Exercise
Reproduce the records below exactly as they appear.

---------- Material ----------

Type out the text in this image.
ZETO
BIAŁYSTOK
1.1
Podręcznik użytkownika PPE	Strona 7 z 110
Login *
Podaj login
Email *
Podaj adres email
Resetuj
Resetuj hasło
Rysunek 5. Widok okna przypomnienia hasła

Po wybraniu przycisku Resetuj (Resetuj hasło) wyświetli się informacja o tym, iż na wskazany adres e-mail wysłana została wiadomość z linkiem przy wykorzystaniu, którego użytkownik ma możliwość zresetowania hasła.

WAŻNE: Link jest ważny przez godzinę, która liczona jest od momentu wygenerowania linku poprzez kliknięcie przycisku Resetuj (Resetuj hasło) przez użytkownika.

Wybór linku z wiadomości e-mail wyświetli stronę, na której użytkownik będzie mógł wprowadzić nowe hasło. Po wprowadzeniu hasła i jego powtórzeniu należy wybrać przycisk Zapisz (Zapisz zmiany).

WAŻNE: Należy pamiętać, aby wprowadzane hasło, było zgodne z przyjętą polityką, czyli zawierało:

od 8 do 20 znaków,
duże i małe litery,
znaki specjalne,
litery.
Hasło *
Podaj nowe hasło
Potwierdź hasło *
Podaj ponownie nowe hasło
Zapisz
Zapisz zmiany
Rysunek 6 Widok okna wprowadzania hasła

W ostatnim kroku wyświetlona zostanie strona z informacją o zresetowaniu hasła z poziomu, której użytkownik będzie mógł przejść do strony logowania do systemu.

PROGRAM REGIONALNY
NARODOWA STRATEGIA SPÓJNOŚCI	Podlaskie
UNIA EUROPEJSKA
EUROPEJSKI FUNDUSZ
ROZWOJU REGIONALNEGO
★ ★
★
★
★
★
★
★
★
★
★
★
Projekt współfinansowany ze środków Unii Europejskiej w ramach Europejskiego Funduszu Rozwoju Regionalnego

----------

In response
Type out the text in this image.
ZETO
BIAŁYSTOK
1.1
Podręcznik użytkownika PPE	Strona 7 z 110
Login *
Podaj login
Email *
Podaj adres email
Resetuj
Resetuj hasło
Rysunek 5. Widok okna przypomnienia hasła

Po wybraniu przycisku Resetuj (Resetuj hasło) wyświetli się informacja o tym, iż na wskazany adres e-mail wysłana została wiadomość z linkiem przy wykorzystaniu, którego użytkownik ma możliwość zresetowania hasła.

WAŻNE: Link jest ważny przez godzinę, która liczona jest od momentu wygenerowania linku poprzez kliknięcie przycisku Resetuj (Resetuj hasło) przez użytkownika.

Wybór linku z wiadomości e-mail wyświetli stronę, na której użytkownik będzie mógł wprowadzić nowe hasło. Po wprowadzeniu hasła i jego powtórzeniu należy wybrać przycisk Zapisz (Zapisz zmiany).

WAŻNE: Należy pamiętać, aby wprowadzane hasło, było zgodne z przyjętą polityką, czyli zawierało:

od 8 do 20 znaków,
duże i małe litery,
znaki specjalne,
litery.
Hasło *
Podaj nowe hasło
Potwierdź hasło *
Podaj ponownie nowe hasło
Zapisz
Zapisz zmiany
Rysunek 6 Widok okna wprowadzania hasła

W ostatnim kroku wyświetlona zostanie strona z informacją o zresetowaniu hasła z poziomu, której użytkownik będzie mógł przejść do strony logowania do systemu.

PROGRAM REGIONALNY
NARODOWA STRATEGIA SPÓJNOŚCI	Podlaskie
UNIA EUROPEJSKA
EUROPEJSKI FUNDUSZ
ROZWOJU REGIONALNEGO
★ ★
★
★
★
★
★
★
★
★
★
★
Projekt współfinansowany ze środków Unii Europejskiej w ramach Europejskiego Funduszu Rozwoju Regionalnego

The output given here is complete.